Examine the records and identify each line that includes the string "text". Copy those lines.

> [Data for this task]

------------------------------------------------------------

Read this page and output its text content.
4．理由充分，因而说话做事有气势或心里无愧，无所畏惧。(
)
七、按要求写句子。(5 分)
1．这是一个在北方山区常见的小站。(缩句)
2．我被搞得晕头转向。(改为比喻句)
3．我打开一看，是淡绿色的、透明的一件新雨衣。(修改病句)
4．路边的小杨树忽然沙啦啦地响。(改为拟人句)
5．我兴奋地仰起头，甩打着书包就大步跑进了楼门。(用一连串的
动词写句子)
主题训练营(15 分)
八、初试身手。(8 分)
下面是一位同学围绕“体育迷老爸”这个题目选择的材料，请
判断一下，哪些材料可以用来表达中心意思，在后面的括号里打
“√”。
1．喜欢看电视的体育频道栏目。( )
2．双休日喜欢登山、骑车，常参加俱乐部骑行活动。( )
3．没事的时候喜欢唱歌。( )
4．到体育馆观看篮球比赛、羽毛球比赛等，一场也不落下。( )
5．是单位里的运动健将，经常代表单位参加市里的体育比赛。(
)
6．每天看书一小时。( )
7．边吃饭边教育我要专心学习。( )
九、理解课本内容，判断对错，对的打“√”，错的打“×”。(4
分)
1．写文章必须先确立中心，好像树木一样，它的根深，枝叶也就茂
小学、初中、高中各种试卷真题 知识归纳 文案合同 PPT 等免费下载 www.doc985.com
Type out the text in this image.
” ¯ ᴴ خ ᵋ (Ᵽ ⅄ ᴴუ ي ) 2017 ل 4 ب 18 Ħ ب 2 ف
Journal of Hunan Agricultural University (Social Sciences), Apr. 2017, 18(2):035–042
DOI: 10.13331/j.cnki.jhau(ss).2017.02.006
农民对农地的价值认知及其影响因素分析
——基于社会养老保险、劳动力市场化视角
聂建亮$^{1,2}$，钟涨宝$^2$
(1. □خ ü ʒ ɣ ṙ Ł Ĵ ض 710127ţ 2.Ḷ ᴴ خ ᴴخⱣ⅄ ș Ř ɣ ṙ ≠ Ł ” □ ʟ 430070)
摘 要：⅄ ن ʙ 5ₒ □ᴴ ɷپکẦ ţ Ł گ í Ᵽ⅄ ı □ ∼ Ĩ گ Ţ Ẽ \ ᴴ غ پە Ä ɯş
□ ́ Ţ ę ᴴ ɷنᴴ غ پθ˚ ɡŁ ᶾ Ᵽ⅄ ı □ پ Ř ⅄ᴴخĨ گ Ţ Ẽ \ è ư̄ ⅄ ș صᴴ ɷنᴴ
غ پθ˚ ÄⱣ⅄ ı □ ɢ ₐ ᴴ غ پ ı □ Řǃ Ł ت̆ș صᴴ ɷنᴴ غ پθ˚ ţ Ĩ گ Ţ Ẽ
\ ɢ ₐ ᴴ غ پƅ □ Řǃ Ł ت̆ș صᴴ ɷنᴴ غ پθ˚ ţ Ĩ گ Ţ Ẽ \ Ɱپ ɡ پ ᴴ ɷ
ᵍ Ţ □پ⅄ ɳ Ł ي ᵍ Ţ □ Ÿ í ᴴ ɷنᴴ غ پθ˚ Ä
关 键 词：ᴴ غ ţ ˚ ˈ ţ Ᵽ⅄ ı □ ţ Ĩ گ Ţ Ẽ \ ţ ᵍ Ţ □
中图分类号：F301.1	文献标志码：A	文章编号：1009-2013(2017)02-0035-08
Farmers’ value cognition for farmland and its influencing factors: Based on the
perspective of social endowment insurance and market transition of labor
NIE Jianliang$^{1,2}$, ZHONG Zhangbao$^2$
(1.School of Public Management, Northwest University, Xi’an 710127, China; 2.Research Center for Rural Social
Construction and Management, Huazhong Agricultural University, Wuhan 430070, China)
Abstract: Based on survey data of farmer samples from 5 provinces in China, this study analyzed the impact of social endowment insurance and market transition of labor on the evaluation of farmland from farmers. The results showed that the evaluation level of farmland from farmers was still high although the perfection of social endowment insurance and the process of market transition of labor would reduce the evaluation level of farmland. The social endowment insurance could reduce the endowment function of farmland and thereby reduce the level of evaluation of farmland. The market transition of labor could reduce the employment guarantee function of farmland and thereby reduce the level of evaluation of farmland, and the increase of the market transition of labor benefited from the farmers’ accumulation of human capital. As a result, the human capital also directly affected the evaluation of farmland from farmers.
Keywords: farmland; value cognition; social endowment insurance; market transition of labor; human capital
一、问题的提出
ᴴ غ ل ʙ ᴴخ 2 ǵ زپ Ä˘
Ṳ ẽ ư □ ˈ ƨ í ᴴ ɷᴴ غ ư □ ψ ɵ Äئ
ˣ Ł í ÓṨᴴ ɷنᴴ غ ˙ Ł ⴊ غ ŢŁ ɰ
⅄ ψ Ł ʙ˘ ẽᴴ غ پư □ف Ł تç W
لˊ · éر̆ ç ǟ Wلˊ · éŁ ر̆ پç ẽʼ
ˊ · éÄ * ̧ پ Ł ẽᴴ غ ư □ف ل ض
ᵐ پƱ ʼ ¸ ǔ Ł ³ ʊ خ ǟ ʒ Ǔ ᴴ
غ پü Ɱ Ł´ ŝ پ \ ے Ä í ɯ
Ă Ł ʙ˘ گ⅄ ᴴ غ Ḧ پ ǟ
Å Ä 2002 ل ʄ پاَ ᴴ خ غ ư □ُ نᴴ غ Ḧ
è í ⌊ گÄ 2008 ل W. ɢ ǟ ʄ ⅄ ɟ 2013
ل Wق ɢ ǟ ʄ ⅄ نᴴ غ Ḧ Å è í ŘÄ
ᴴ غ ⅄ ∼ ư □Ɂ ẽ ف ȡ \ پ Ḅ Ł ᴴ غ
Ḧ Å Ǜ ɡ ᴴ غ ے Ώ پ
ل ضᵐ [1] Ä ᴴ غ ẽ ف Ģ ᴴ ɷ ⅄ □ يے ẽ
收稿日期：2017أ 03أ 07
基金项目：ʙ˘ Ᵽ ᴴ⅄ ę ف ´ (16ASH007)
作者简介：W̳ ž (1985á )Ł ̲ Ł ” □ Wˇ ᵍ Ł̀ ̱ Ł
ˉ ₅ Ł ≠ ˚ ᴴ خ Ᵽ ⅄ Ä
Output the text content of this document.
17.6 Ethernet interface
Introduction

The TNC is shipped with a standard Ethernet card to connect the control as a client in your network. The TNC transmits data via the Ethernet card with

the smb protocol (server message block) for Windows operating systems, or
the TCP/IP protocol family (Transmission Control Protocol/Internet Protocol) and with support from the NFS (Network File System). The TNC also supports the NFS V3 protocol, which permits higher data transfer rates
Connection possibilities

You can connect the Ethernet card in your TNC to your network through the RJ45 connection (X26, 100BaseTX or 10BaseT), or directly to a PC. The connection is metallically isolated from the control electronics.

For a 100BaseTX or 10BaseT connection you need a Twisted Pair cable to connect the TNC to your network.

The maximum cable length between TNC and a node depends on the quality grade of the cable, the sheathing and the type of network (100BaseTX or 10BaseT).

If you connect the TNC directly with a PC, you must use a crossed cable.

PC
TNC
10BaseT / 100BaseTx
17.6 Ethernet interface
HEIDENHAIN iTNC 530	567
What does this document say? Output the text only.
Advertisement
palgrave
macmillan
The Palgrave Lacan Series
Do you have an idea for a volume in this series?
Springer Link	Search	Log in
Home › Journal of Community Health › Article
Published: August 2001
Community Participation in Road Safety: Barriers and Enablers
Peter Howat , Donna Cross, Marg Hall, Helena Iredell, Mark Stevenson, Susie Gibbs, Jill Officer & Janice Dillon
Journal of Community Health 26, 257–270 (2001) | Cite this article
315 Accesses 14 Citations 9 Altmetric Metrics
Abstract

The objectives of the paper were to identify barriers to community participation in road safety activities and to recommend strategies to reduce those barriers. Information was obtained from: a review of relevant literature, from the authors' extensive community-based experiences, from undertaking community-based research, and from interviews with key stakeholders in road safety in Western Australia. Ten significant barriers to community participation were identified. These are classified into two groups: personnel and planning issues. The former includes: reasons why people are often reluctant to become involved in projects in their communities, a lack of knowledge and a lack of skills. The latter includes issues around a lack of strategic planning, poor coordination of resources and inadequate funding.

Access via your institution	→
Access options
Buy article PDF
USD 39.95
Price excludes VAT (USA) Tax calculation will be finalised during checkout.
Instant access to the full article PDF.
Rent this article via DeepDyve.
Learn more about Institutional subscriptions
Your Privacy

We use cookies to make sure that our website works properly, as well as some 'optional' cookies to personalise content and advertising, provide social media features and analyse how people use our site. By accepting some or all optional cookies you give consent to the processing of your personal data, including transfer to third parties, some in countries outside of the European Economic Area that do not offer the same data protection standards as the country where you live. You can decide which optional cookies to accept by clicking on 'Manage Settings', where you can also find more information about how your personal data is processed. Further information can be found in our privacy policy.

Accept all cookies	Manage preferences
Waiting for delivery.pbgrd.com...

------------------------------------------------------------

> [Answer]
Read this page and output its text content.
Type out the text in this image.
Output the text content of this document.
What does this document say? Output the text only.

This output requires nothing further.